*** Input records ***

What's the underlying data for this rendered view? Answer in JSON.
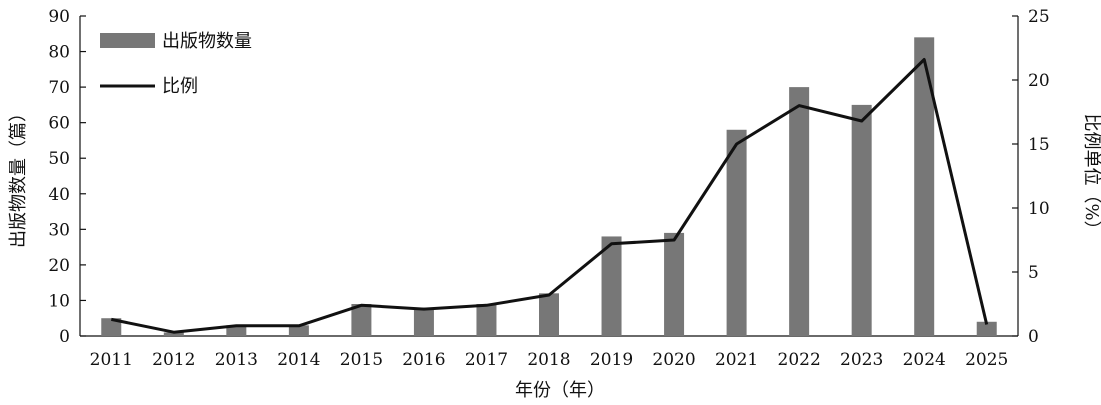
{
  "chart_data": {
    "type": "bar+line",
    "categories": [
      "2011",
      "2012",
      "2013",
      "2014",
      "2015",
      "2016",
      "2017",
      "2018",
      "2019",
      "2020",
      "2021",
      "2022",
      "2023",
      "2024",
      "2025"
    ],
    "series": [
      {
        "name": "出版物数量",
        "type": "bar",
        "axis": "left",
        "values": [
          5,
          1,
          3,
          3,
          9,
          8,
          9,
          12,
          28,
          29,
          58,
          70,
          65,
          84,
          4
        ]
      },
      {
        "name": "比例",
        "type": "line",
        "axis": "right",
        "values": [
          1.3,
          0.3,
          0.8,
          0.8,
          2.4,
          2.1,
          2.4,
          3.2,
          7.2,
          7.5,
          15.0,
          18.0,
          16.8,
          21.6,
          0.9
        ]
      }
    ],
    "xlabel": "年份（年）",
    "ylabel": "出版物数量（篇）",
    "y2label": "比例单位（%）",
    "ylim": [
      0,
      90
    ],
    "y2lim": [
      0,
      25
    ],
    "yticks": [
      "0",
      "10",
      "20",
      "30",
      "40",
      "50",
      "60",
      "70",
      "80",
      "90"
    ],
    "y2ticks": [
      "0",
      "5",
      "10",
      "15",
      "20",
      "25"
    ],
    "legend": [
      "出版物数量",
      "比例"
    ],
    "legend_position": "top-left",
    "grid": false,
    "colors": {
      "bar": "#777777",
      "line": "#111111",
      "axis": "#111111"
    }
  }
}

***

## What you need to do
Pictures are excluded; copy all other data exactly as shown.

## Exercise result
What's the underlying data for this rendered view? Answer in JSON.
{
  "chart_data": {
    "type": "bar+line",
    "categories": [
      "2011",
      "2012",
      "2013",
      "2014",
      "2015",
      "2016",
      "2017",
      "2018",
      "2019",
      "2020",
      "2021",
      "2022",
      "2023",
      "2024",
      "2025"
    ],
    "series": [
      {
        "name": "出版物数量",
        "type": "bar",
        "axis": "left",
        "values": [
          5,
          1,
          3,
          3,
          9,
          8,
          9,
          12,
          28,
          29,
          58,
          70,
          65,
          84,
          4
        ]
      },
      {
        "name": "比例",
        "type": "line",
        "axis": "right",
        "values": [
          1.3,
          0.3,
          0.8,
          0.8,
          2.4,
          2.1,
          2.4,
          3.2,
          7.2,
          7.5,
          15.0,
          18.0,
          16.8,
          21.6,
          0.9
        ]
      }
    ],
    "xlabel": "年份（年）",
    "ylabel": "出版物数量（篇）",
    "y2label": "比例单位（%）",
    "ylim": [
      0,
      90
    ],
    "y2lim": [
      0,
      25
    ],
    "yticks": [
      "0",
      "10",
      "20",
      "30",
      "40",
      "50",
      "60",
      "70",
      "80",
      "90"
    ],
    "y2ticks": [
      "0",
      "5",
      "10",
      "15",
      "20",
      "25"
    ],
    "legend": [
      "出版物数量",
      "比例"
    ],
    "legend_position": "top-left",
    "grid": false,
    "colors": {
      "bar": "#777777",
      "line": "#111111",
      "axis": "#111111"
    }
  }
}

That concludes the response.